_Provided information_
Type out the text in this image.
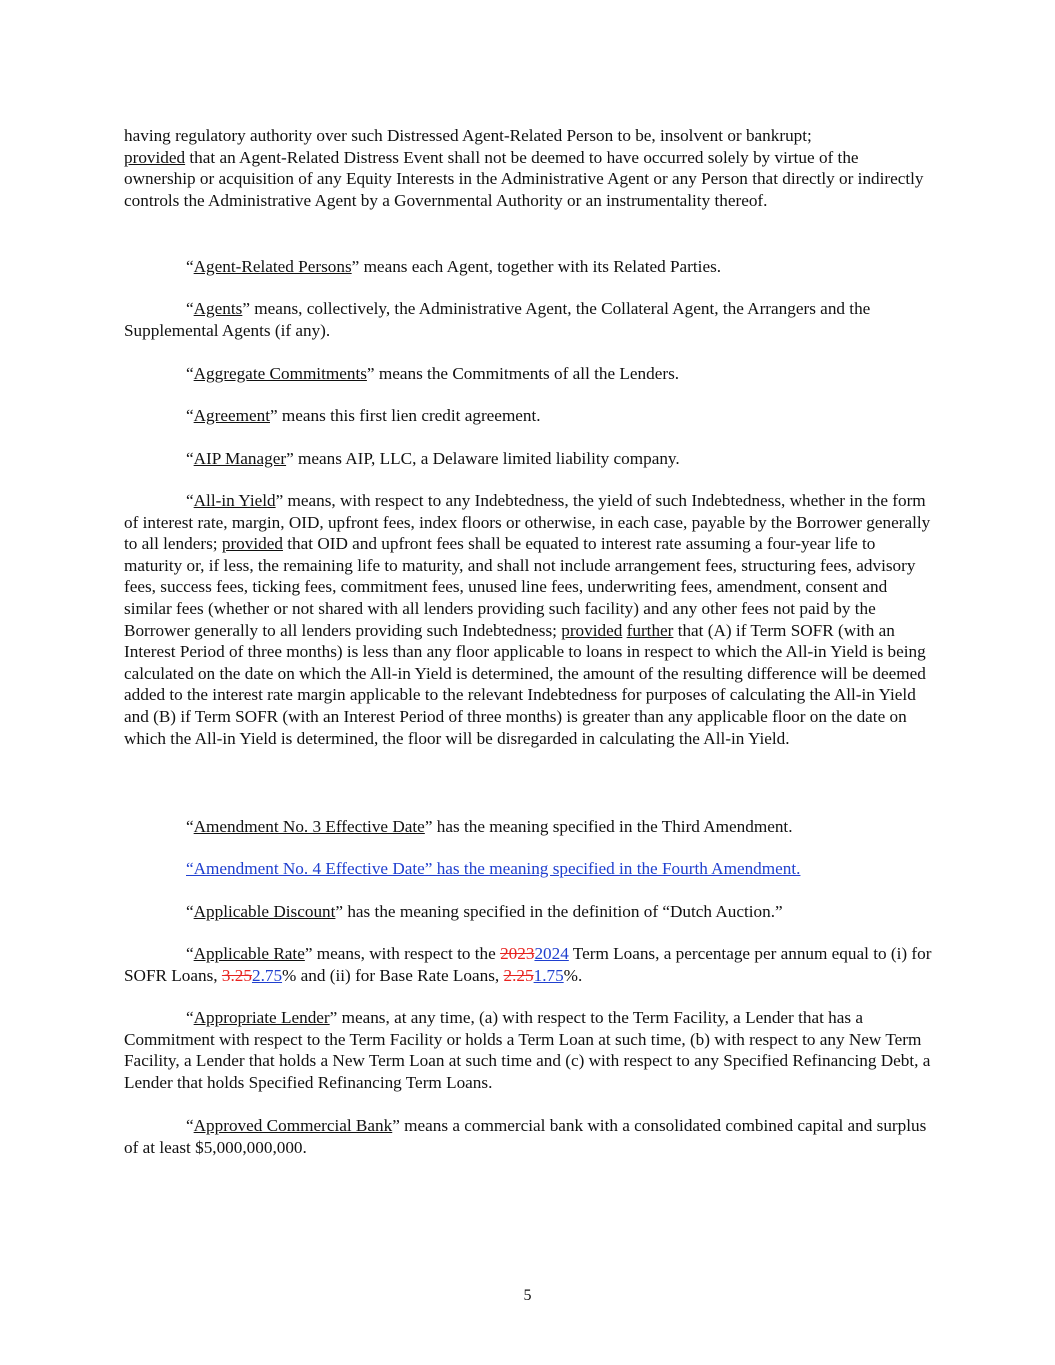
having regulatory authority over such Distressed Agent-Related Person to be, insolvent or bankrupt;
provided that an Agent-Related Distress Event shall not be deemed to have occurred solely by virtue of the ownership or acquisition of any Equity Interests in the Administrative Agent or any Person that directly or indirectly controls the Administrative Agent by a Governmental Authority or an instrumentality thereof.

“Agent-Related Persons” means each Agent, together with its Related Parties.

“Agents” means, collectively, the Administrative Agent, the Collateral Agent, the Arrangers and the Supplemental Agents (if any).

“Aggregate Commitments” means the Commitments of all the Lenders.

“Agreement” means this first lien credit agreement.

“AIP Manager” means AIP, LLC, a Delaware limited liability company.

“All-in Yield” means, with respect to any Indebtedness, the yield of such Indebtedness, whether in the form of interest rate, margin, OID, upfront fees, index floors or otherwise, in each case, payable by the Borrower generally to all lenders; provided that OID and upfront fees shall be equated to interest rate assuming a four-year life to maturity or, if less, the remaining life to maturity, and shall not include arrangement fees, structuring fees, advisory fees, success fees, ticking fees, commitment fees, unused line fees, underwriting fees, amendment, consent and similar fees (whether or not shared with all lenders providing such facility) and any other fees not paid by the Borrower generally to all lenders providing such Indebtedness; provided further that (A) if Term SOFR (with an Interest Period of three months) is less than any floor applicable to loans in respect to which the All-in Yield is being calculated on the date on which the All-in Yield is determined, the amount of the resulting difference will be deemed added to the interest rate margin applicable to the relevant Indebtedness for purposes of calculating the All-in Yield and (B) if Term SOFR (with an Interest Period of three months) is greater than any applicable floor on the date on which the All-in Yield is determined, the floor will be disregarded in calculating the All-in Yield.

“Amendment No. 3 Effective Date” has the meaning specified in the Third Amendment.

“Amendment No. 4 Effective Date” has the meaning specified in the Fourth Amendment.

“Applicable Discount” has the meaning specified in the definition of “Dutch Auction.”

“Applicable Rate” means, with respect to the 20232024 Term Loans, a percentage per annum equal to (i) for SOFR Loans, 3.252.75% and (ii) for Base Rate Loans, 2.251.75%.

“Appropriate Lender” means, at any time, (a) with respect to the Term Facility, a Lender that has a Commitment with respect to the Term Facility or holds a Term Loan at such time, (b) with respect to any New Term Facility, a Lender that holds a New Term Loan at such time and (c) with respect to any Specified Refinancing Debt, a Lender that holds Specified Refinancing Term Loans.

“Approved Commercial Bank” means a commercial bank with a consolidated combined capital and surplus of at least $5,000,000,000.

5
==
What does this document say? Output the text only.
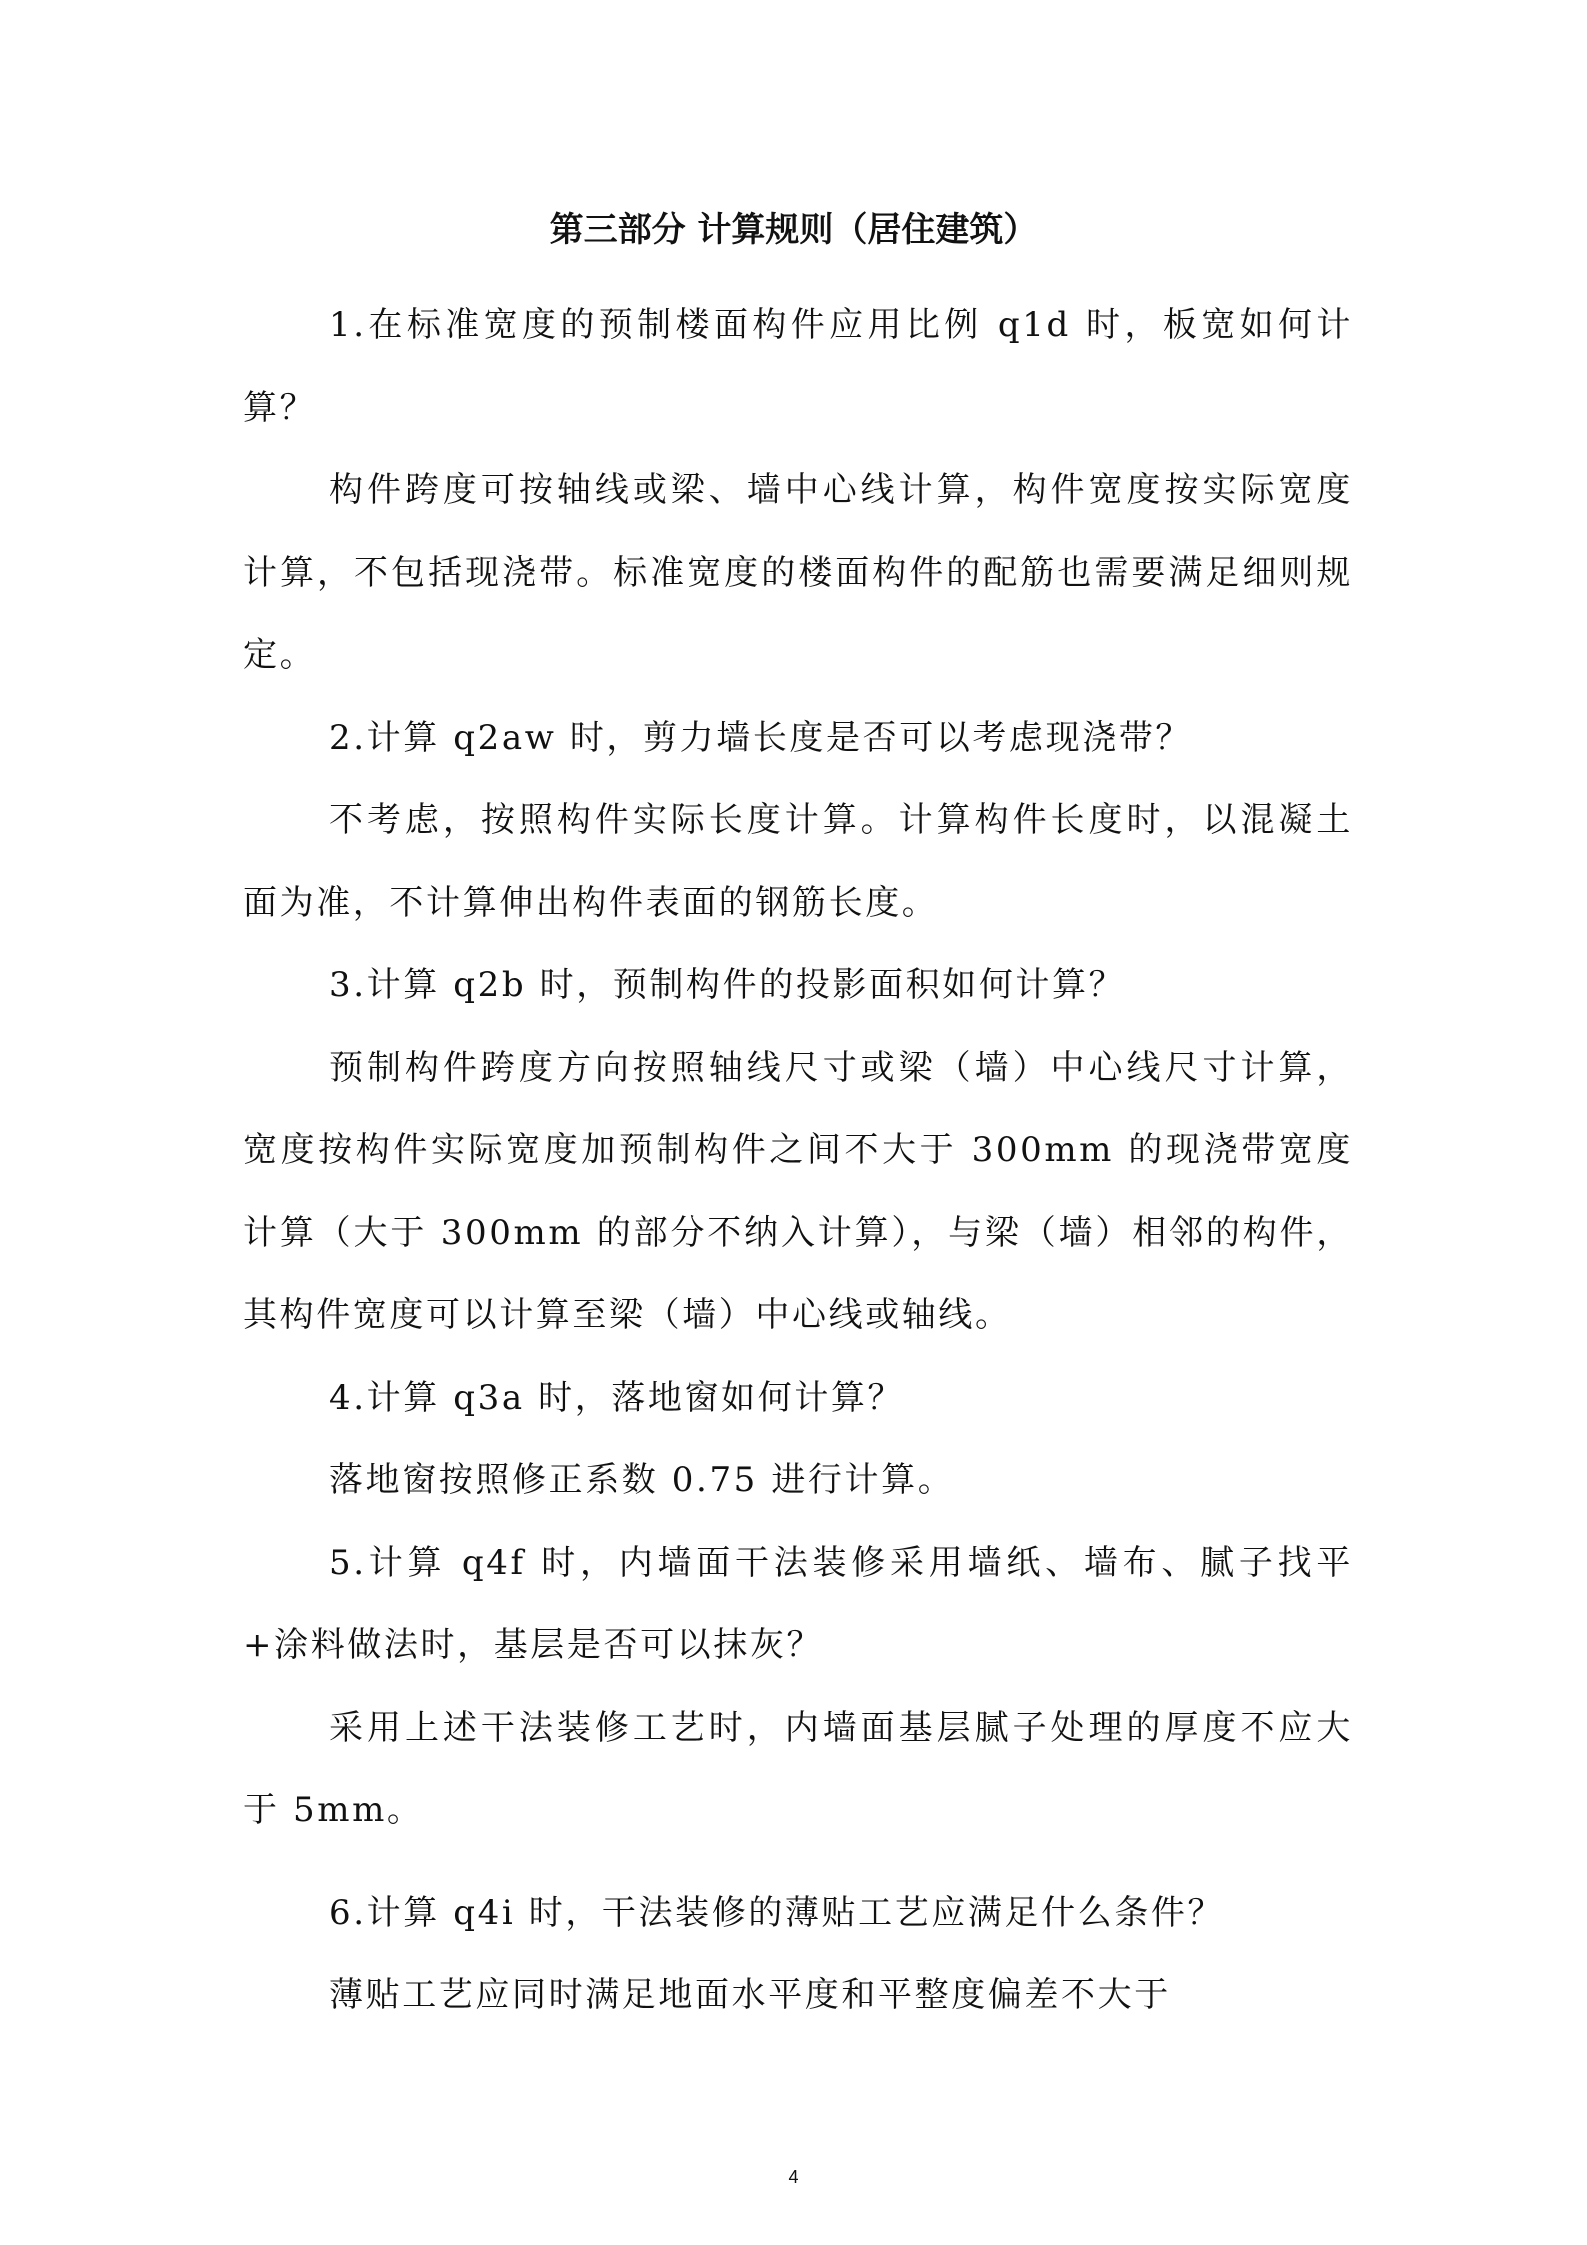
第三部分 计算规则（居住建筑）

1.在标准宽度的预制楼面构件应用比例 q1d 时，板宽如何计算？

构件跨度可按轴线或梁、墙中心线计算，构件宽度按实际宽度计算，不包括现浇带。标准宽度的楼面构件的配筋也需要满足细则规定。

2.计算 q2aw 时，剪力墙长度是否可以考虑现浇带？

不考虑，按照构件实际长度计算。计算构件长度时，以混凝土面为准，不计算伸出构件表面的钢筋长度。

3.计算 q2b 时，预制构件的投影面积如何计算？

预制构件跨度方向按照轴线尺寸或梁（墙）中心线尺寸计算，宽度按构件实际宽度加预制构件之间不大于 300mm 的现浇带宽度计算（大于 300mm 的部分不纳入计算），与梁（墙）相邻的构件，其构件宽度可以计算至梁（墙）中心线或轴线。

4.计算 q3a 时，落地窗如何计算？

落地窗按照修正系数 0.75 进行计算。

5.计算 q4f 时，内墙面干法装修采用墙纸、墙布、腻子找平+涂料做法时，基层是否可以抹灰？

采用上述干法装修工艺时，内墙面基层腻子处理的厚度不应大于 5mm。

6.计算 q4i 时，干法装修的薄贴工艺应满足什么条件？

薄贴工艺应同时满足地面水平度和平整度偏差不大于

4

_Goal_
Pick out all lines containing the string "meaning".

_Solution to this task_
“Amendment No. 3 Effective Date” has the meaning specified in the Third Amendment.
“Amendment No. 4 Effective Date” has the meaning specified in the Fourth Amendment.
“Applicable Discount” has the meaning specified in the definition of “Dutch Auction.”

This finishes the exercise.